» What the task requires:
Repeat the following lines exactly, beginning at the line that contains "482, 127, 496]" and stopping after the line that contains "452, 122, 467]".

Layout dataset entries
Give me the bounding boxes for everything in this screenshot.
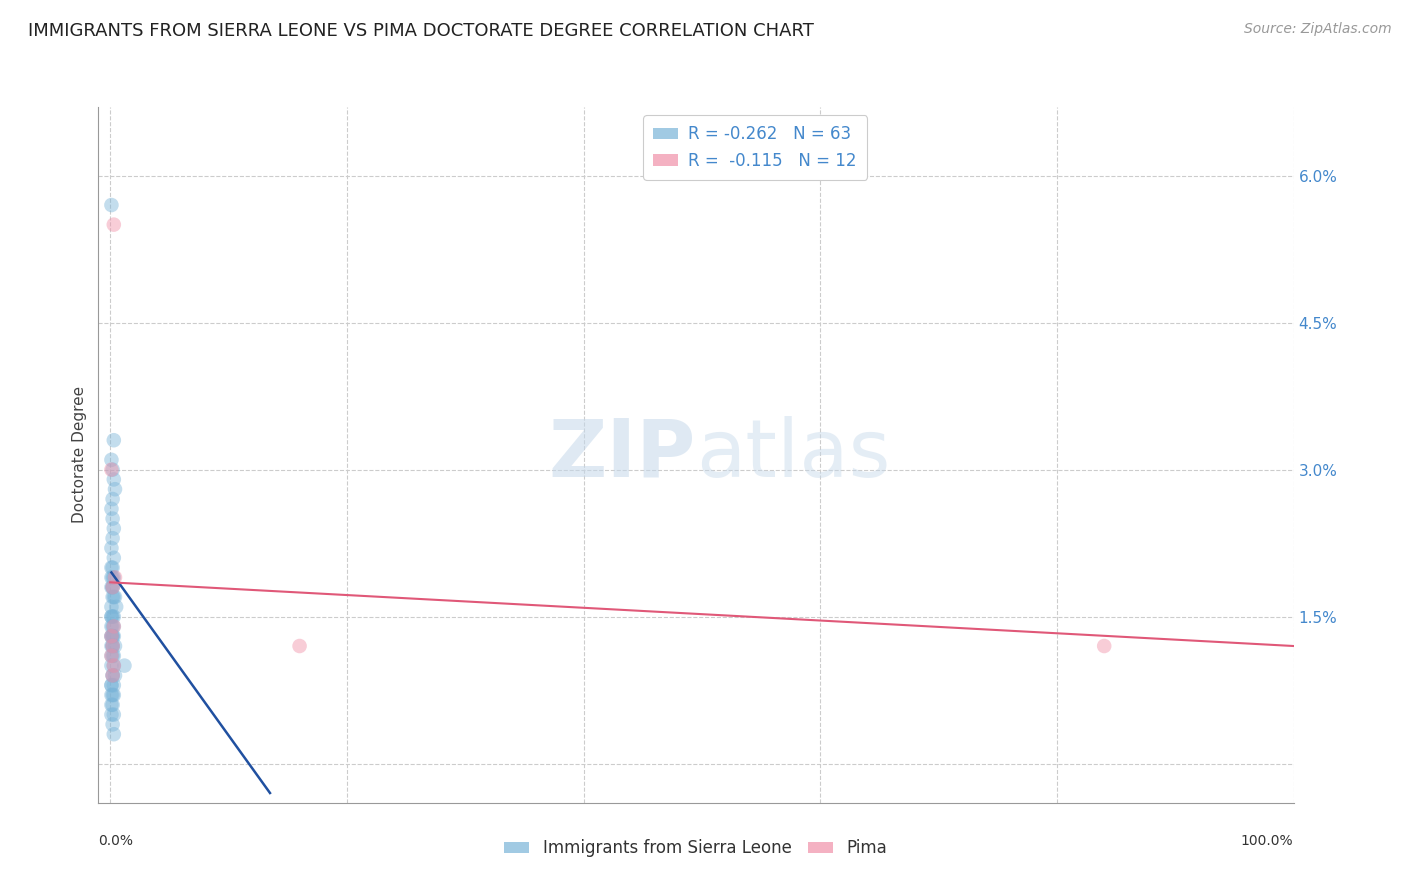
Point	[104, 482, 127, 496]
Point	[101, 580, 124, 594]
Point	[100, 707, 122, 722]
Point	[288, 639, 311, 653]
Point	[104, 570, 127, 584]
Point	[103, 434, 125, 448]
Text: atlas: atlas	[696, 416, 890, 494]
Point	[101, 570, 124, 584]
Point	[103, 678, 125, 692]
Point	[100, 452, 122, 467]
Point	[100, 648, 122, 663]
Point	[114, 658, 136, 673]
Point	[101, 639, 124, 653]
Point	[101, 560, 124, 574]
Point	[101, 698, 124, 712]
Point	[103, 619, 125, 633]
Point	[100, 462, 122, 476]
Point	[101, 639, 124, 653]
Y-axis label: Doctorate Degree: Doctorate Degree	[72, 386, 87, 524]
Point	[101, 590, 124, 604]
Point	[103, 707, 125, 722]
Point	[100, 501, 122, 516]
Point	[100, 629, 122, 643]
Text: IMMIGRANTS FROM SIERRA LEONE VS PIMA DOCTORATE DEGREE CORRELATION CHART: IMMIGRANTS FROM SIERRA LEONE VS PIMA DOC…	[28, 22, 814, 40]
Point	[100, 688, 122, 702]
Point	[101, 688, 124, 702]
Point	[1092, 639, 1115, 653]
Point	[100, 609, 122, 624]
Point	[103, 550, 125, 565]
Point	[101, 491, 124, 506]
Text: 100.0%: 100.0%	[1241, 834, 1294, 848]
Point	[101, 462, 124, 476]
Point	[101, 609, 124, 624]
Point	[103, 590, 125, 604]
Point	[103, 648, 125, 663]
Point	[101, 668, 124, 682]
Point	[101, 580, 124, 594]
Point	[103, 629, 125, 643]
Point	[101, 619, 124, 633]
Point	[104, 668, 127, 682]
Point	[101, 639, 124, 653]
Point	[101, 511, 124, 525]
Point	[103, 472, 125, 486]
Point	[100, 580, 122, 594]
Point	[103, 619, 125, 633]
Point	[100, 609, 122, 624]
Point	[103, 658, 125, 673]
Legend: Immigrants from Sierra Leone, Pima: Immigrants from Sierra Leone, Pima	[498, 833, 894, 864]
Point	[100, 698, 122, 712]
Text: ZIP: ZIP	[548, 416, 696, 494]
Point	[100, 570, 122, 584]
Point	[103, 609, 125, 624]
Point	[100, 629, 122, 643]
Point	[103, 570, 125, 584]
Point	[101, 717, 124, 731]
Point	[101, 531, 124, 545]
Point	[100, 648, 122, 663]
Point	[100, 629, 122, 643]
Point	[100, 599, 122, 614]
Point	[100, 678, 122, 692]
Point	[100, 658, 122, 673]
Point	[103, 521, 125, 535]
Text: Source: ZipAtlas.com: Source: ZipAtlas.com	[1244, 22, 1392, 37]
Point	[101, 629, 124, 643]
Point	[100, 541, 122, 555]
Point	[103, 688, 125, 702]
Point	[101, 668, 124, 682]
Point	[103, 658, 125, 673]
Text: 0.0%: 0.0%	[98, 834, 134, 848]
Point	[101, 629, 124, 643]
Point	[100, 560, 122, 574]
Point	[103, 727, 125, 741]
Point	[101, 668, 124, 682]
Point	[103, 218, 125, 232]
Point	[101, 648, 124, 663]
Point	[104, 639, 127, 653]
Point	[105, 599, 128, 614]
Point	[101, 580, 124, 594]
Point	[100, 619, 122, 633]
Point	[104, 590, 127, 604]
Point	[100, 639, 122, 653]
Point	[100, 198, 122, 212]
Point	[100, 678, 122, 692]
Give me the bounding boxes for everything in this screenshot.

» Solution:
Point	[104, 482, 127, 496]
Point	[101, 580, 124, 594]
Point	[100, 707, 122, 722]
Point	[288, 639, 311, 653]
Point	[104, 570, 127, 584]
Point	[103, 434, 125, 448]
Text: atlas: atlas	[696, 416, 890, 494]
Point	[101, 570, 124, 584]
Point	[103, 678, 125, 692]
Point	[100, 452, 122, 467]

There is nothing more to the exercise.